Short problem ▸
Reproduce the records below in full and exactly, without their images.

Data records:

########

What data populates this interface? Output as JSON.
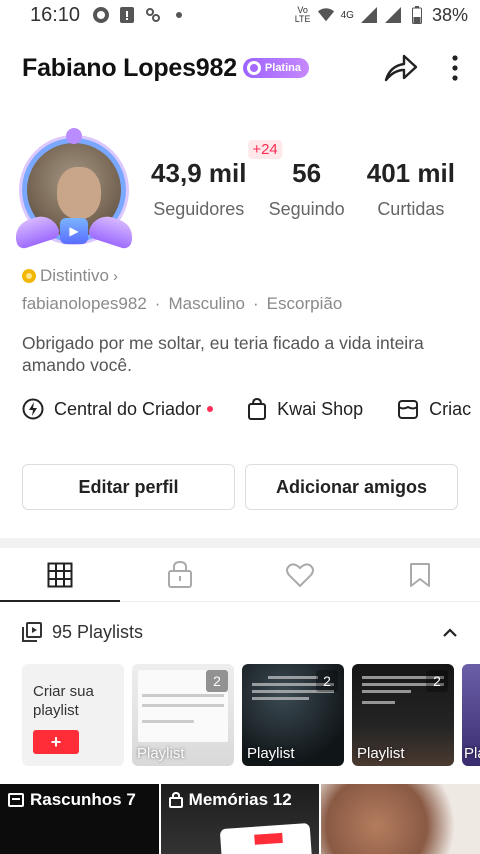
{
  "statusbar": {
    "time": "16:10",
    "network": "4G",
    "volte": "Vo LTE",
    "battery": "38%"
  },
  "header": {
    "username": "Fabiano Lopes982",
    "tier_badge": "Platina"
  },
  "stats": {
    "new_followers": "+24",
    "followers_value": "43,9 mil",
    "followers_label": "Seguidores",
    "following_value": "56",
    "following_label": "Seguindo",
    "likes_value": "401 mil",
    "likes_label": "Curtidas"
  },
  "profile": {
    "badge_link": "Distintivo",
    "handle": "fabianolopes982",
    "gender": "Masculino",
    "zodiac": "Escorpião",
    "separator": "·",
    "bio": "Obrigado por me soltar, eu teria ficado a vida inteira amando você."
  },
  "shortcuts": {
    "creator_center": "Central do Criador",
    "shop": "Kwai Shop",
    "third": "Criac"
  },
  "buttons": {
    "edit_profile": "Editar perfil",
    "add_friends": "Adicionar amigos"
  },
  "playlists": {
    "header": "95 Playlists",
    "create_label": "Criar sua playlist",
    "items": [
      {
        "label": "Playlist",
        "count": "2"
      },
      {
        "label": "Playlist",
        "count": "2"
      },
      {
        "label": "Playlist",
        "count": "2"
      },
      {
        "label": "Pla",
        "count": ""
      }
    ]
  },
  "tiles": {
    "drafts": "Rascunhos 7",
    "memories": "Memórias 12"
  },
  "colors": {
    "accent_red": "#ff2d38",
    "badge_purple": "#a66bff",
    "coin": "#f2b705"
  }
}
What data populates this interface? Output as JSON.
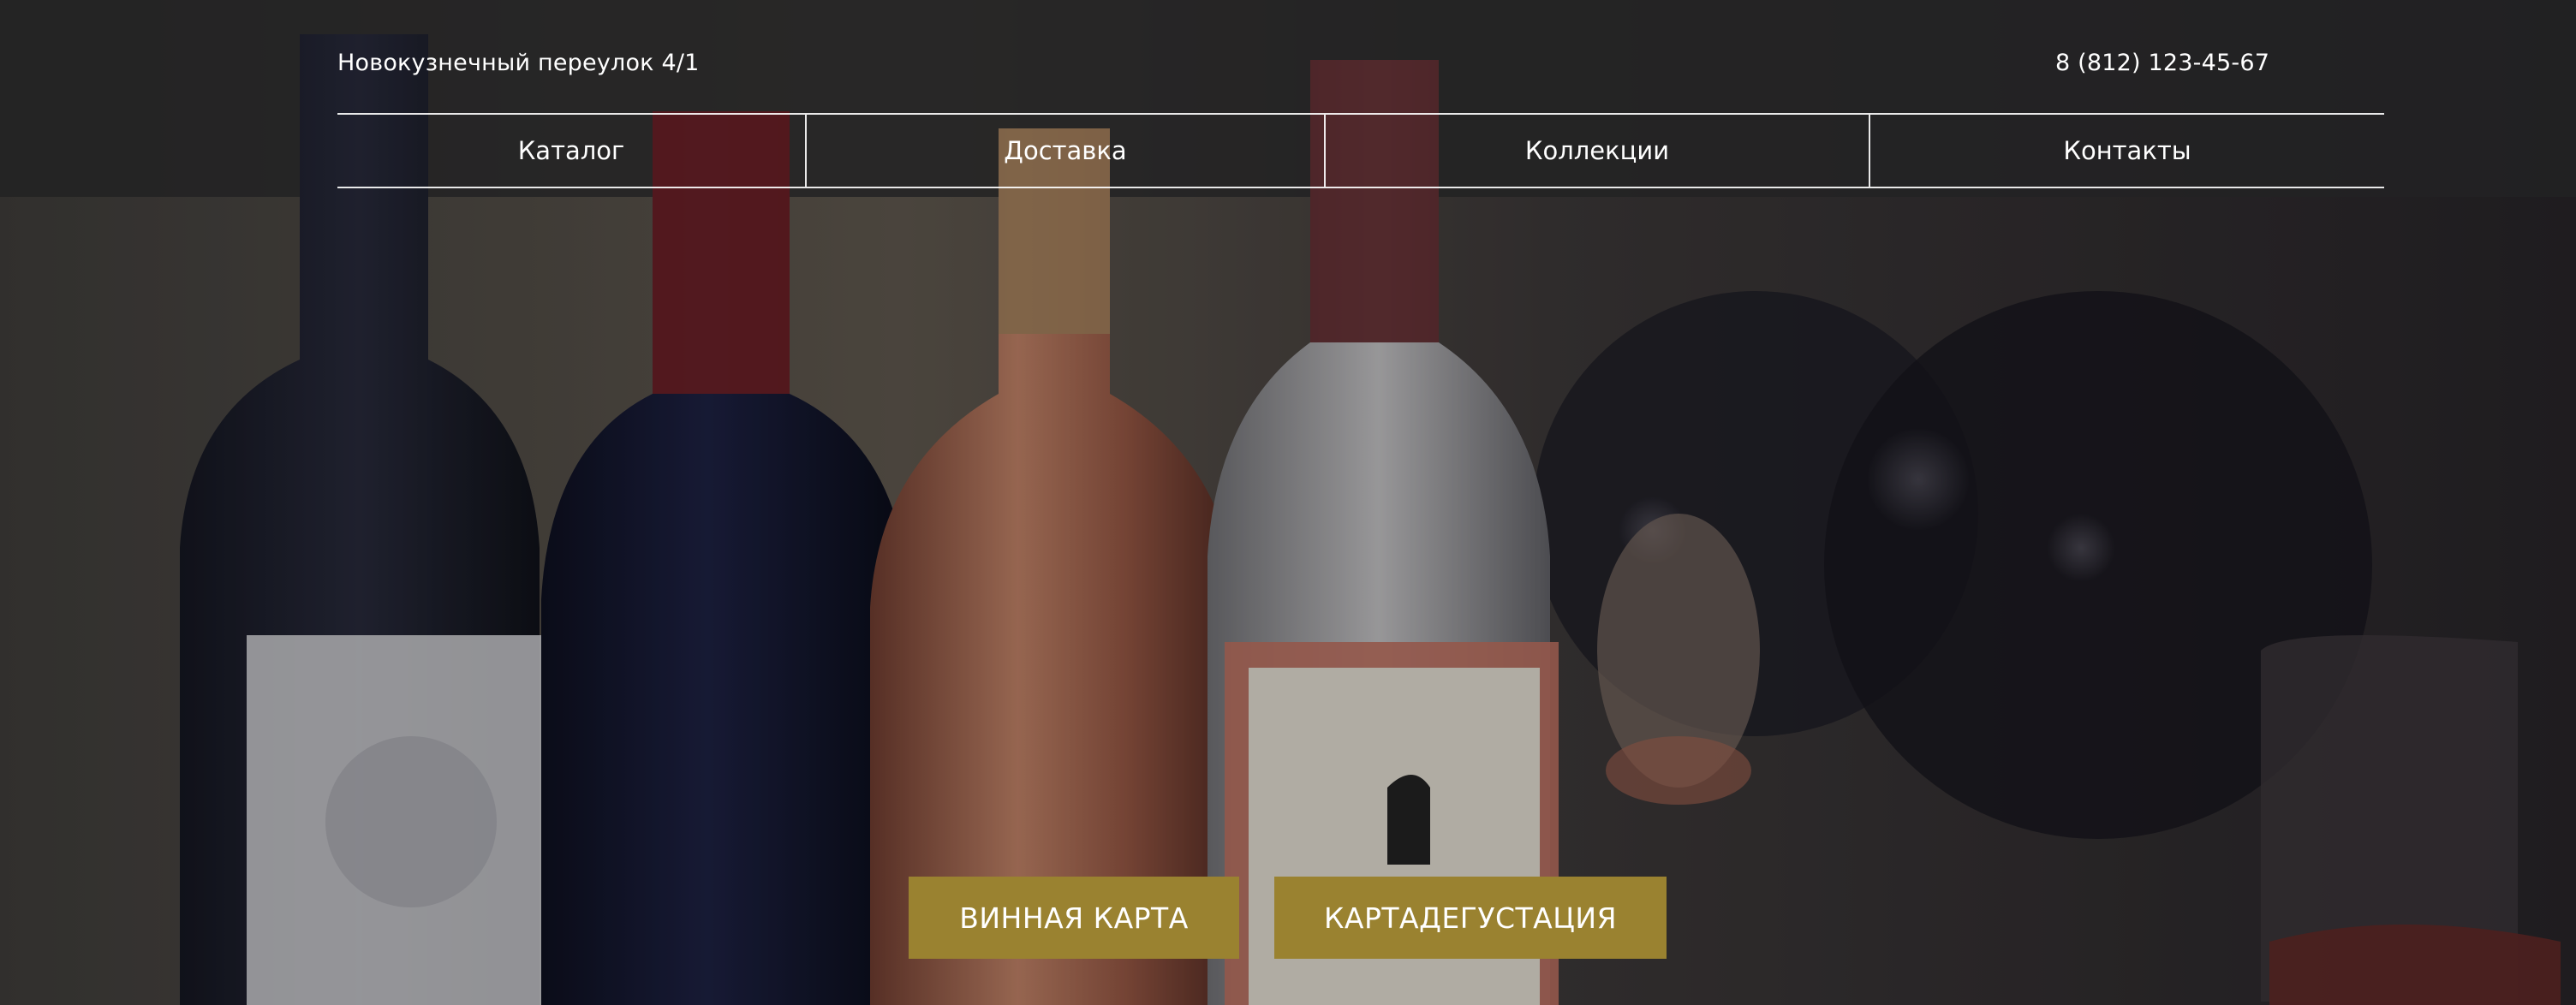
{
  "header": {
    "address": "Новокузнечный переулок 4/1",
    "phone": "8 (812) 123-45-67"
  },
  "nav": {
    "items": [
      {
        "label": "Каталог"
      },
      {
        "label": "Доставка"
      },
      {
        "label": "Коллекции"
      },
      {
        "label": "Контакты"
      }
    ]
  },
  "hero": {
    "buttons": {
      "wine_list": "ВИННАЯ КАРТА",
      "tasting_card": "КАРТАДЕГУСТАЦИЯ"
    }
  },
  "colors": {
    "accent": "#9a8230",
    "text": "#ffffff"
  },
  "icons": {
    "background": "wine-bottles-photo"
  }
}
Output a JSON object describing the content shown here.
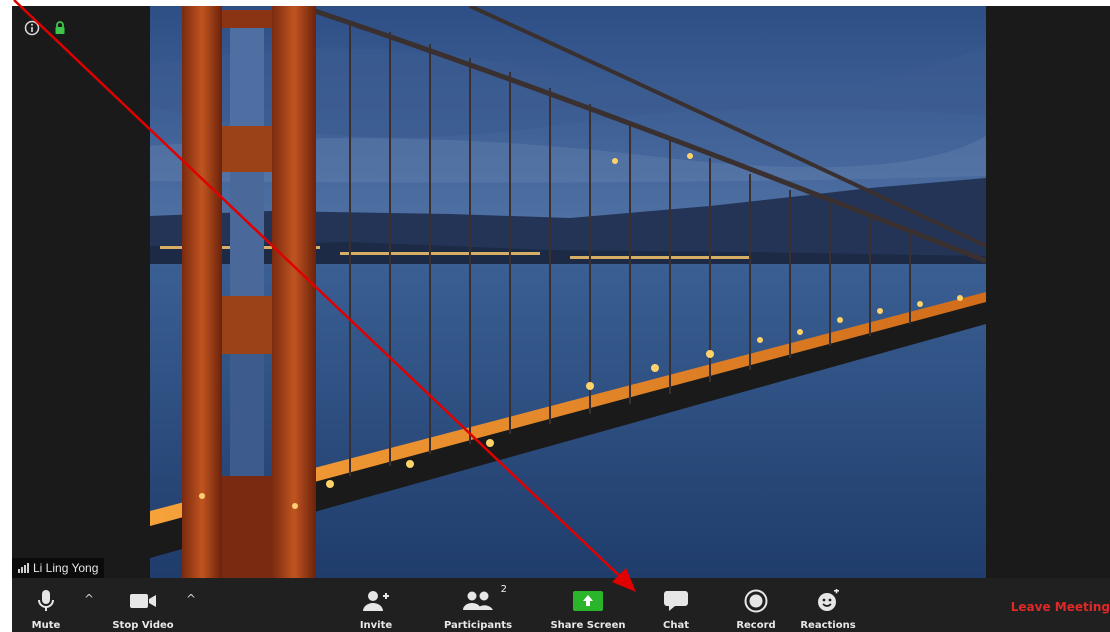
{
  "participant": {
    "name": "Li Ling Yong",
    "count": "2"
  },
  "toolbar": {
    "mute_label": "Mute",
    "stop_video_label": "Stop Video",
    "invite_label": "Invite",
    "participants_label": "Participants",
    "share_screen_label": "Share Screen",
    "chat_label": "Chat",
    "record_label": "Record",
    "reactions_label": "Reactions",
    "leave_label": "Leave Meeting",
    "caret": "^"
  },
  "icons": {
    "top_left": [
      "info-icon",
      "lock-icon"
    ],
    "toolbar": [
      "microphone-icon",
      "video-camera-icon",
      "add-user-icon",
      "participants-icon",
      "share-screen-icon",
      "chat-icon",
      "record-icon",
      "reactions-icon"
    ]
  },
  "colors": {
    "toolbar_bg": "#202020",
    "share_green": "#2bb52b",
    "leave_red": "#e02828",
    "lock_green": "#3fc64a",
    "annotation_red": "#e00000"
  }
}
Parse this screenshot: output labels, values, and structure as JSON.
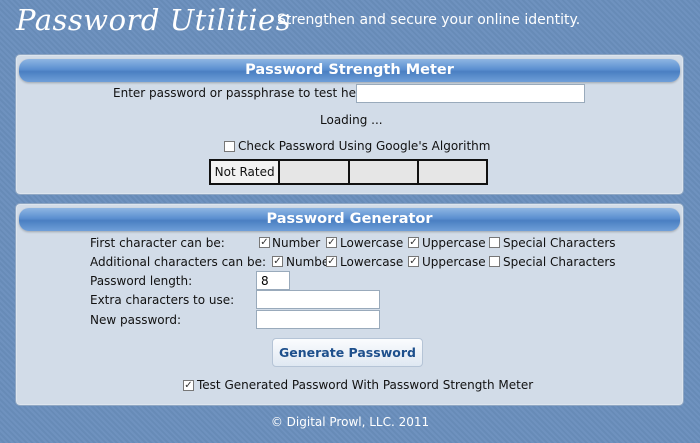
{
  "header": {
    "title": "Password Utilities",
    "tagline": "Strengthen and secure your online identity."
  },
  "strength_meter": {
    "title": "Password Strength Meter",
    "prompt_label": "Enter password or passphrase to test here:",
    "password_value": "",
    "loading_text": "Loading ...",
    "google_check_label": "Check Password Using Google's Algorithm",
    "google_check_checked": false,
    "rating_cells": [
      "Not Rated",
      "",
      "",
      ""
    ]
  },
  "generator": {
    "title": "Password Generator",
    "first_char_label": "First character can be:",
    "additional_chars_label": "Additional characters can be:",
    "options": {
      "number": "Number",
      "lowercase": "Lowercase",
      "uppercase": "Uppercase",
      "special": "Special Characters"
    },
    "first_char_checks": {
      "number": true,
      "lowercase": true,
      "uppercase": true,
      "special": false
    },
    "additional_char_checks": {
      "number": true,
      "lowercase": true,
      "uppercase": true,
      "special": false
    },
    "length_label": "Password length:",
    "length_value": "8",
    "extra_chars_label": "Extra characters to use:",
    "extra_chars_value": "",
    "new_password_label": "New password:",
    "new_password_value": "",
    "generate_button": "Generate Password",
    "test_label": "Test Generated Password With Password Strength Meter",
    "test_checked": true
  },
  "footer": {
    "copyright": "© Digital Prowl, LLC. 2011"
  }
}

########

Exercise response ▸
What data populates this interface? Output as JSON.
{
  "statusbar": {
    "time": "16:10",
    "network": "4G",
    "volte": "Vo LTE",
    "battery": "38%"
  },
  "header": {
    "username": "Fabiano Lopes982",
    "tier_badge": "Platina"
  },
  "stats": {
    "new_followers": "+24",
    "followers_value": "43,9 mil",
    "followers_label": "Seguidores",
    "following_value": "56",
    "following_label": "Seguindo",
    "likes_value": "401 mil",
    "likes_label": "Curtidas"
  },
  "profile": {
    "badge_link": "Distintivo",
    "handle": "fabianolopes982",
    "gender": "Masculino",
    "zodiac": "Escorpião",
    "separator": "·",
    "bio": "Obrigado por me soltar, eu teria ficado a vida inteira amando você."
  },
  "shortcuts": {
    "creator_center": "Central do Criador",
    "shop": "Kwai Shop",
    "third": "Criac"
  },
  "buttons": {
    "edit_profile": "Editar perfil",
    "add_friends": "Adicionar amigos"
  },
  "playlists": {
    "header": "95 Playlists",
    "create_label": "Criar sua playlist",
    "items": [
      {
        "label": "Playlist",
        "count": "2"
      },
      {
        "label": "Playlist",
        "count": "2"
      },
      {
        "label": "Playlist",
        "count": "2"
      },
      {
        "label": "Pla",
        "count": ""
      }
    ]
  },
  "tiles": {
    "drafts": "Rascunhos 7",
    "memories": "Memórias 12"
  },
  "colors": {
    "accent_red": "#ff2d38",
    "badge_purple": "#a66bff",
    "coin": "#f2b705"
  }
}
What data populates this interface? Output as JSON.
{
  "header": {
    "address": "Новокузнечный переулок 4/1",
    "phone": "8 (812) 123-45-67"
  },
  "nav": {
    "items": [
      {
        "label": "Каталог"
      },
      {
        "label": "Доставка"
      },
      {
        "label": "Коллекции"
      },
      {
        "label": "Контакты"
      }
    ]
  },
  "hero": {
    "buttons": {
      "wine_list": "ВИННАЯ КАРТА",
      "tasting_card": "КАРТАДЕГУСТАЦИЯ"
    }
  },
  "colors": {
    "accent": "#9a8230",
    "text": "#ffffff"
  },
  "icons": {
    "background": "wine-bottles-photo"
  }
}
Output a JSON object describing the content shown here.
{
  "participant": {
    "name": "Li Ling Yong",
    "count": "2"
  },
  "toolbar": {
    "mute_label": "Mute",
    "stop_video_label": "Stop Video",
    "invite_label": "Invite",
    "participants_label": "Participants",
    "share_screen_label": "Share Screen",
    "chat_label": "Chat",
    "record_label": "Record",
    "reactions_label": "Reactions",
    "leave_label": "Leave Meeting",
    "caret": "^"
  },
  "icons": {
    "top_left": [
      "info-icon",
      "lock-icon"
    ],
    "toolbar": [
      "microphone-icon",
      "video-camera-icon",
      "add-user-icon",
      "participants-icon",
      "share-screen-icon",
      "chat-icon",
      "record-icon",
      "reactions-icon"
    ]
  },
  "colors": {
    "toolbar_bg": "#202020",
    "share_green": "#2bb52b",
    "leave_red": "#e02828",
    "lock_green": "#3fc64a",
    "annotation_red": "#e00000"
  }
}
Parse this screenshot: output labels, values, and structure as JSON.
{
  "header": {
    "title": "Password Utilities",
    "tagline": "Strengthen and secure your online identity."
  },
  "strength_meter": {
    "title": "Password Strength Meter",
    "prompt_label": "Enter password or passphrase to test here:",
    "password_value": "",
    "loading_text": "Loading ...",
    "google_check_label": "Check Password Using Google's Algorithm",
    "google_check_checked": false,
    "rating_cells": [
      "Not Rated",
      "",
      "",
      ""
    ]
  },
  "generator": {
    "title": "Password Generator",
    "first_char_label": "First character can be:",
    "additional_chars_label": "Additional characters can be:",
    "options": {
      "number": "Number",
      "lowercase": "Lowercase",
      "uppercase": "Uppercase",
      "special": "Special Characters"
    },
    "first_char_checks": {
      "number": true,
      "lowercase": true,
      "uppercase": true,
      "special": false
    },
    "additional_char_checks": {
      "number": true,
      "lowercase": true,
      "uppercase": true,
      "special": false
    },
    "length_label": "Password length:",
    "length_value": "8",
    "extra_chars_label": "Extra characters to use:",
    "extra_chars_value": "",
    "new_password_label": "New password:",
    "new_password_value": "",
    "generate_button": "Generate Password",
    "test_label": "Test Generated Password With Password Strength Meter",
    "test_checked": true
  },
  "footer": {
    "copyright": "© Digital Prowl, LLC. 2011"
  }
}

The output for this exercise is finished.